Report, word for word, every line of the material that contains "this".
---------- Material supplied ----------
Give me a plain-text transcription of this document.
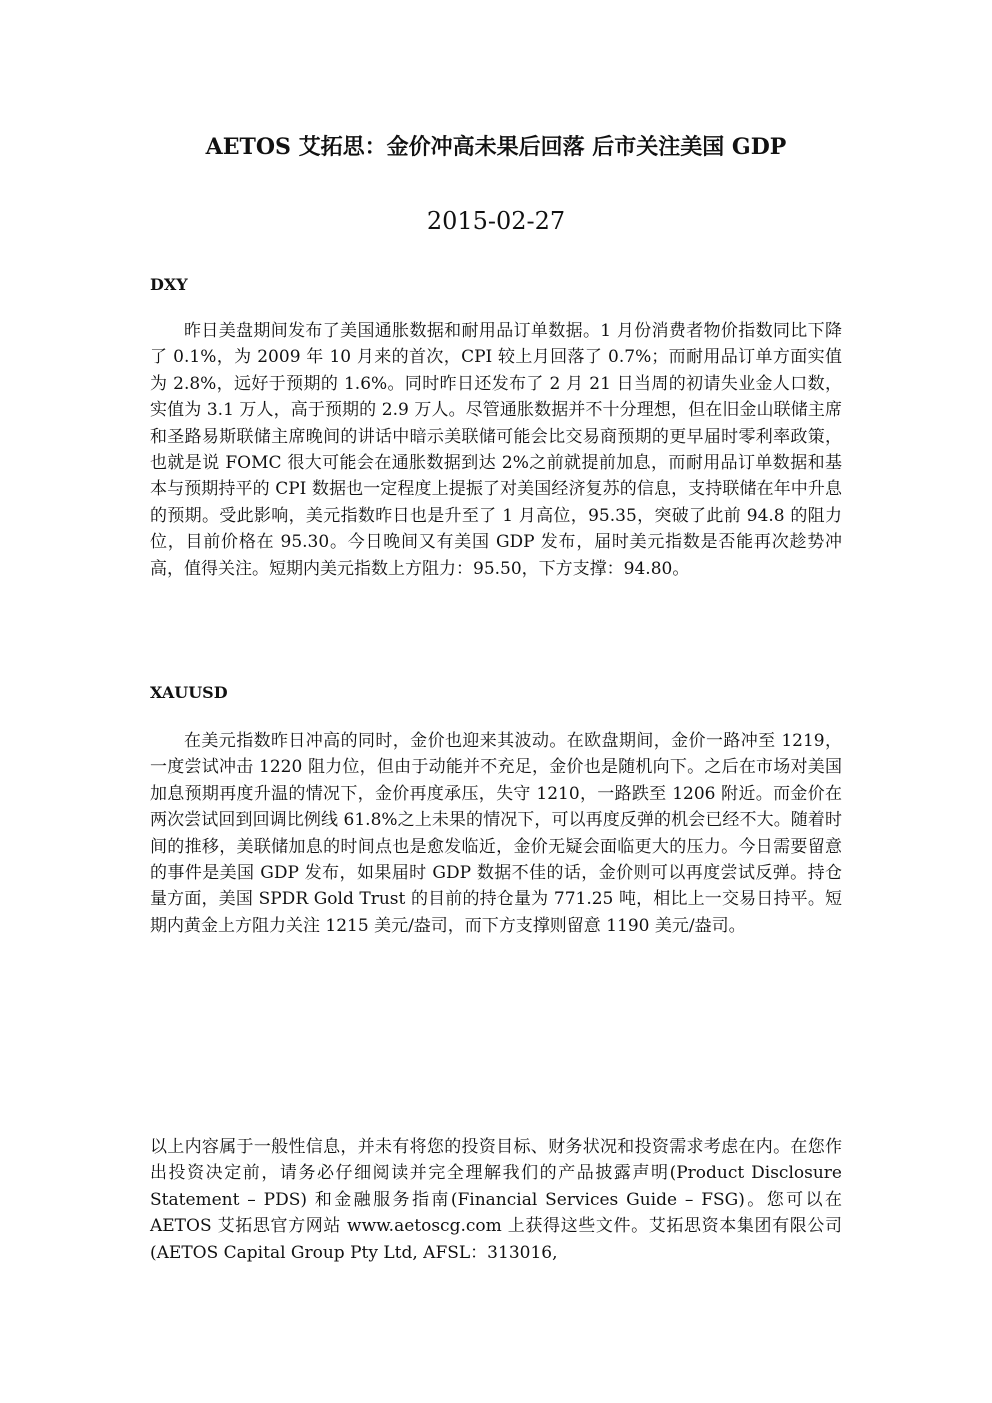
AETOS 艾拓思：金价冲高未果后回落 后市关注美国 GDP
2015-02-27
DXY

昨日美盘期间发布了美国通胀数据和耐用品订单数据。1 月份消费者物价指数同比下降了 0.1%，为 2009 年 10 月来的首次，CPI 较上月回落了 0.7%；而耐用品订单方面实值为 2.8%，远好于预期的 1.6%。同时昨日还发布了 2 月 21 日当周的初请失业金人口数，实值为 3.1 万人，高于预期的 2.9 万人。尽管通胀数据并不十分理想，但在旧金山联储主席和圣路易斯联储主席晚间的讲话中暗示美联储可能会比交易商预期的更早届时零利率政策，也就是说 FOMC 很大可能会在通胀数据到达 2%之前就提前加息，而耐用品订单数据和基本与预期持平的 CPI 数据也一定程度上提振了对美国经济复苏的信息，支持联储在年中升息的预期。受此影响，美元指数昨日也是升至了 1 月高位，95.35，突破了此前 94.8 的阻力位，目前价格在 95.30。今日晚间又有美国 GDP 发布，届时美元指数是否能再次趁势冲高，值得关注。短期内美元指数上方阻力：95.50，下方支撑：94.80。

XAUUSD

在美元指数昨日冲高的同时，金价也迎来其波动。在欧盘期间，金价一路冲至 1219，一度尝试冲击 1220 阻力位，但由于动能并不充足，金价也是随机向下。之后在市场对美国加息预期再度升温的情况下，金价再度承压，失守 1210，一路跌至 1206 附近。而金价在两次尝试回到回调比例线 61.8%之上未果的情况下，可以再度反弹的机会已经不大。随着时间的推移，美联储加息的时间点也是愈发临近，金价无疑会面临更大的压力。今日需要留意的事件是美国 GDP 发布，如果届时 GDP 数据不佳的话，金价则可以再度尝试反弹。持仓量方面，美国 SPDR Gold Trust 的目前的持仓量为 771.25 吨，相比上一交易日持平。短期内黄金上方阻力关注 1215 美元/盎司，而下方支撑则留意 1190 美元/盎司。

以上内容属于一般性信息，并未有将您的投资目标、财务状况和投资需求考虑在内。在您作出投资决定前，请务必仔细阅读并完全理解我们的产品披露声明(Product Disclosure Statement – PDS) 和金融服务指南(Financial Services Guide – FSG)。您可以在 AETOS 艾拓思官方网站 www.aetoscg.com 上获得这些文件。艾拓思资本集团有限公司(AETOS Capital Group Pty Ltd, AFSL：313016,
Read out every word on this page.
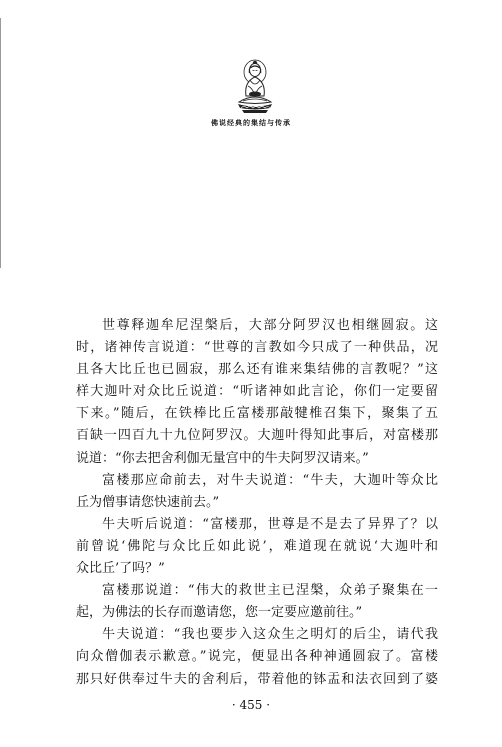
佛说经典的集结与传承
世尊释迦牟尼涅槃后，大部分阿罗汉也相继圆寂。这
时，诸神传言说道：“世尊的言教如今只成了一种供品，况
且各大比丘也已圆寂，那么还有谁来集结佛的言教呢？”这
样大迦叶对众比丘说道：“听诸神如此言论，你们一定要留
下来。”随后，在铁棒比丘富楼那敲犍椎召集下，聚集了五
百缺一四百九十九位阿罗汉。大迦叶得知此事后，对富楼那
说道：“你去把舍利伽无量宫中的牛夫阿罗汉请来。”
富楼那应命前去，对牛夫说道：“牛夫，大迦叶等众比
丘为僧事请您快速前去。”
牛夫听后说道：“富楼那，世尊是不是去了异界了？以
前曾说‘佛陀与众比丘如此说’，难道现在就说‘大迦叶和
众比丘’了吗？”
富楼那说道：“伟大的救世主已涅槃，众弟子聚集在一
起，为佛法的长存而邀请您，您一定要应邀前往。”
牛夫说道：“我也要步入这众生之明灯的后尘，请代我
向众僧伽表示歉意。”说完，便显出各种神通圆寂了。富楼
那只好供奉过牛夫的舍利后，带着他的钵盂和法衣回到了婆
· 455 ·
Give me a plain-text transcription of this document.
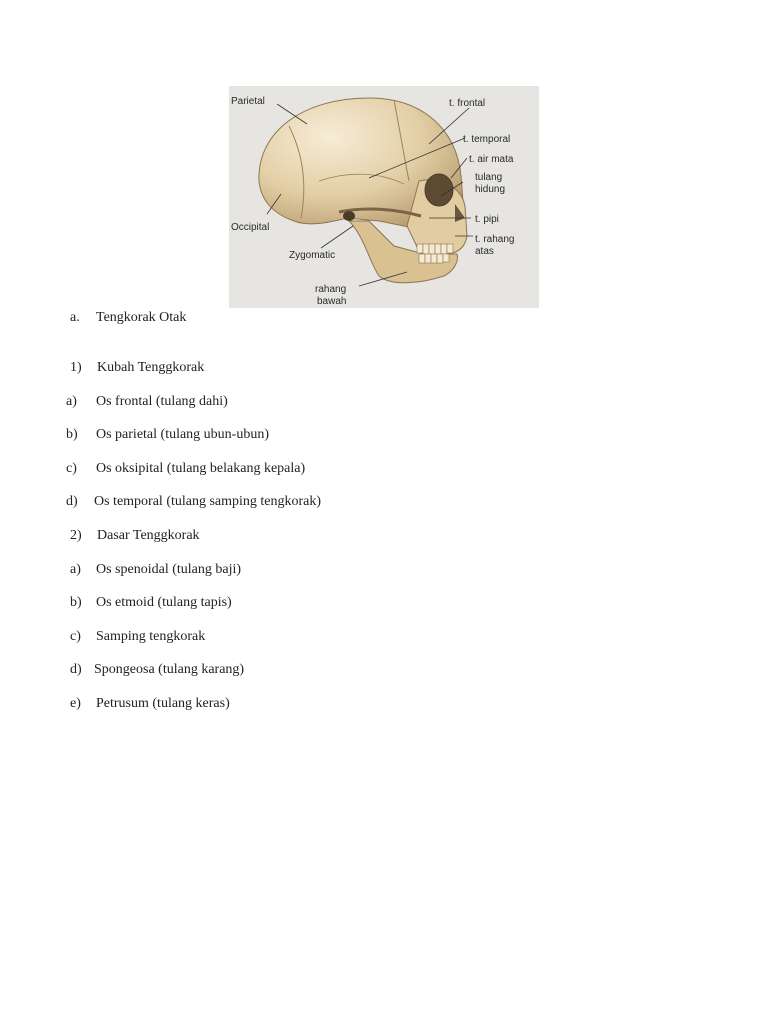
Parietal	t. frontal
t. temporal
t. air mata
tulang
hidung
Occipital
t. pipi
t. rahang
atas
Zygomatic
rahang
bawah
a. Tengkorak Otak
1) Kubah Tenggkorak
a) Os frontal (tulang dahi)
b) Os parietal (tulang ubun-ubun)
c) Os oksipital (tulang belakang kepala)
d) Os temporal (tulang samping tengkorak)
2) Dasar Tenggkorak
a) Os spenoidal (tulang baji)
b) Os etmoid (tulang tapis)
c) Samping tengkorak
d) Spongeosa (tulang karang)
e) Petrusum (tulang keras)
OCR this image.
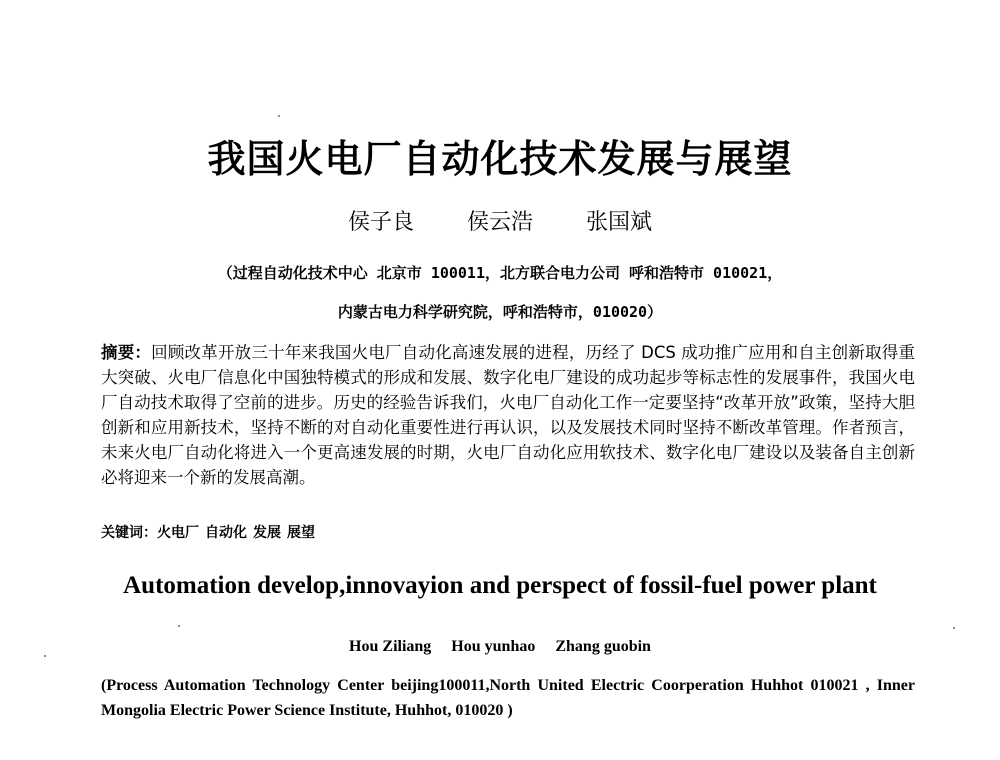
我国火电厂自动化技术发展与展望
侯子良 侯云浩 张国斌
（过程自动化技术中心 北京市 100011，北方联合电力公司 呼和浩特市 010021，
内蒙古电力科学研究院，呼和浩特市，010020）
摘要：回顾改革开放三十年来我国火电厂自动化高速发展的进程，历经了 DCS 成功推广应用和自主创新取得重大突破、火电厂信息化中国独特模式的形成和发展、数字化电厂建设的成功起步等标志性的发展事件，我国火电厂自动技术取得了空前的进步。历史的经验告诉我们，火电厂自动化工作一定要坚持“改革开放”政策，坚持大胆创新和应用新技术，坚持不断的对自动化重要性进行再认识，以及发展技术同时坚持不断改革管理。作者预言，未来火电厂自动化将进入一个更高速发展的时期，火电厂自动化应用软技术、数字化电厂建设以及装备自主创新必将迎来一个新的发展高潮。
关键词：火电厂 自动化 发展 展望
Automation develop,innovayion and perspect of fossil-fuel power plant
Hou Ziliang Hou yunhao Zhang guobin
(Process Automation Technology Center beijing100011,North United Electric Coorperation Huhhot 010021 , Inner Mongolia Electric Power Science Institute, Huhhot, 010020 )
----------
• Expected answer:
Give me a plain-text transcription of this document.
Read out every word on this page.
Give me a plain-text transcription of this document.
OCR this image.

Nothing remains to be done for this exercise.